▶ [WORK TO DO]: Quote the data below in full, please, without altering anything.

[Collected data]
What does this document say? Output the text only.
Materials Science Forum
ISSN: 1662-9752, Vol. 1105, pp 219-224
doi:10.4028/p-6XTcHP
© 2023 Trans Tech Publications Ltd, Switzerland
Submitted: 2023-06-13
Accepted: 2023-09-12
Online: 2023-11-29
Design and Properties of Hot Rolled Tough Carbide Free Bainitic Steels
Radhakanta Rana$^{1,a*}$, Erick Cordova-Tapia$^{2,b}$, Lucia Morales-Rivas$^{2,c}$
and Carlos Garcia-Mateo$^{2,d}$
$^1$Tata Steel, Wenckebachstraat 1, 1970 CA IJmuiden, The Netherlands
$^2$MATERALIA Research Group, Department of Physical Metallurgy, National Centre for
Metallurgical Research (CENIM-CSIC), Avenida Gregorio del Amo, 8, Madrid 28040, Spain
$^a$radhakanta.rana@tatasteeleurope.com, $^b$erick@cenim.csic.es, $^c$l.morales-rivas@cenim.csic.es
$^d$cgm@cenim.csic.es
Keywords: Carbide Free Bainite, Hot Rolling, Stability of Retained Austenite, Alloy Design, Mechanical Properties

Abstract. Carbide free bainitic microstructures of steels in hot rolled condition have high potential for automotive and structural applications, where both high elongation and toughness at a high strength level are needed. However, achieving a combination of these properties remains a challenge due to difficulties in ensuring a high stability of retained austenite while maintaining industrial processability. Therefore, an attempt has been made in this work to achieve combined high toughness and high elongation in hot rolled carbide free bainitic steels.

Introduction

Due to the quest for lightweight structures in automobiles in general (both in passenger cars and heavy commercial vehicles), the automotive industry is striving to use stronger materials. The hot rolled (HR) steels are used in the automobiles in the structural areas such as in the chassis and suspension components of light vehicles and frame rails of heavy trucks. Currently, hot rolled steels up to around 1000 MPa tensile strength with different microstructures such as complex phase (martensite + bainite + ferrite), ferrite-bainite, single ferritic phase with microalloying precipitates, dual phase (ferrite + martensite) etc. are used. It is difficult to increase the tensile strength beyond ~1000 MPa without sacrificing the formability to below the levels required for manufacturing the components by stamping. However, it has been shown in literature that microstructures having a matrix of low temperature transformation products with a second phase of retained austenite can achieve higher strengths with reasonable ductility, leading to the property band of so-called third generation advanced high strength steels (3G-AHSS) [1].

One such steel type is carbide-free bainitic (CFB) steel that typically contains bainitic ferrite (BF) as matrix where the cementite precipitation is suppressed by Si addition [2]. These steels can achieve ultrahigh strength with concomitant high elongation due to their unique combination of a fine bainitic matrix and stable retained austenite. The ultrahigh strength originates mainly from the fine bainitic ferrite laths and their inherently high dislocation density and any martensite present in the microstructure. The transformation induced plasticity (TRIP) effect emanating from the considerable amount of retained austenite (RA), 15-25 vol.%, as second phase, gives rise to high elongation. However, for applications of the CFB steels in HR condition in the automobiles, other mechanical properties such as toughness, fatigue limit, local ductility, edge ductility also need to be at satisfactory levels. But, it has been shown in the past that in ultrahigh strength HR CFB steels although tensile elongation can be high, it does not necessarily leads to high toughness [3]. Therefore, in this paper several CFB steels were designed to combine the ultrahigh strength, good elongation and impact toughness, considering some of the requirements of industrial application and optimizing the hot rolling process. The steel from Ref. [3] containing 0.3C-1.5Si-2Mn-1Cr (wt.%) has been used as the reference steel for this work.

▶ [TASK OUTPUT]:
What does this document say? Output the text only.
Materials Science Forum
ISSN: 1662-9752, Vol. 1105, pp 219-224
doi:10.4028/p-6XTcHP
© 2023 Trans Tech Publications Ltd, Switzerland
Submitted: 2023-06-13
Accepted: 2023-09-12
Online: 2023-11-29
Design and Properties of Hot Rolled Tough Carbide Free Bainitic Steels
Radhakanta Rana$^{1,a*}$, Erick Cordova-Tapia$^{2,b}$, Lucia Morales-Rivas$^{2,c}$
and Carlos Garcia-Mateo$^{2,d}$
$^1$Tata Steel, Wenckebachstraat 1, 1970 CA IJmuiden, The Netherlands
$^2$MATERALIA Research Group, Department of Physical Metallurgy, National Centre for
Metallurgical Research (CENIM-CSIC), Avenida Gregorio del Amo, 8, Madrid 28040, Spain
$^a$radhakanta.rana@tatasteeleurope.com, $^b$erick@cenim.csic.es, $^c$l.morales-rivas@cenim.csic.es
$^d$cgm@cenim.csic.es
Keywords: Carbide Free Bainite, Hot Rolling, Stability of Retained Austenite, Alloy Design, Mechanical Properties

Abstract. Carbide free bainitic microstructures of steels in hot rolled condition have high potential for automotive and structural applications, where both high elongation and toughness at a high strength level are needed. However, achieving a combination of these properties remains a challenge due to difficulties in ensuring a high stability of retained austenite while maintaining industrial processability. Therefore, an attempt has been made in this work to achieve combined high toughness and high elongation in hot rolled carbide free bainitic steels.

Introduction

Due to the quest for lightweight structures in automobiles in general (both in passenger cars and heavy commercial vehicles), the automotive industry is striving to use stronger materials. The hot rolled (HR) steels are used in the automobiles in the structural areas such as in the chassis and suspension components of light vehicles and frame rails of heavy trucks. Currently, hot rolled steels up to around 1000 MPa tensile strength with different microstructures such as complex phase (martensite + bainite + ferrite), ferrite-bainite, single ferritic phase with microalloying precipitates, dual phase (ferrite + martensite) etc. are used. It is difficult to increase the tensile strength beyond ~1000 MPa without sacrificing the formability to below the levels required for manufacturing the components by stamping. However, it has been shown in literature that microstructures having a matrix of low temperature transformation products with a second phase of retained austenite can achieve higher strengths with reasonable ductility, leading to the property band of so-called third generation advanced high strength steels (3G-AHSS) [1].

One such steel type is carbide-free bainitic (CFB) steel that typically contains bainitic ferrite (BF) as matrix where the cementite precipitation is suppressed by Si addition [2]. These steels can achieve ultrahigh strength with concomitant high elongation due to their unique combination of a fine bainitic matrix and stable retained austenite. The ultrahigh strength originates mainly from the fine bainitic ferrite laths and their inherently high dislocation density and any martensite present in the microstructure. The transformation induced plasticity (TRIP) effect emanating from the considerable amount of retained austenite (RA), 15-25 vol.%, as second phase, gives rise to high elongation. However, for applications of the CFB steels in HR condition in the automobiles, other mechanical properties such as toughness, fatigue limit, local ductility, edge ductility also need to be at satisfactory levels. But, it has been shown in the past that in ultrahigh strength HR CFB steels although tensile elongation can be high, it does not necessarily leads to high toughness [3]. Therefore, in this paper several CFB steels were designed to combine the ultrahigh strength, good elongation and impact toughness, considering some of the requirements of industrial application and optimizing the hot rolling process. The steel from Ref. [3] containing 0.3C-1.5Si-2Mn-1Cr (wt.%) has been used as the reference steel for this work.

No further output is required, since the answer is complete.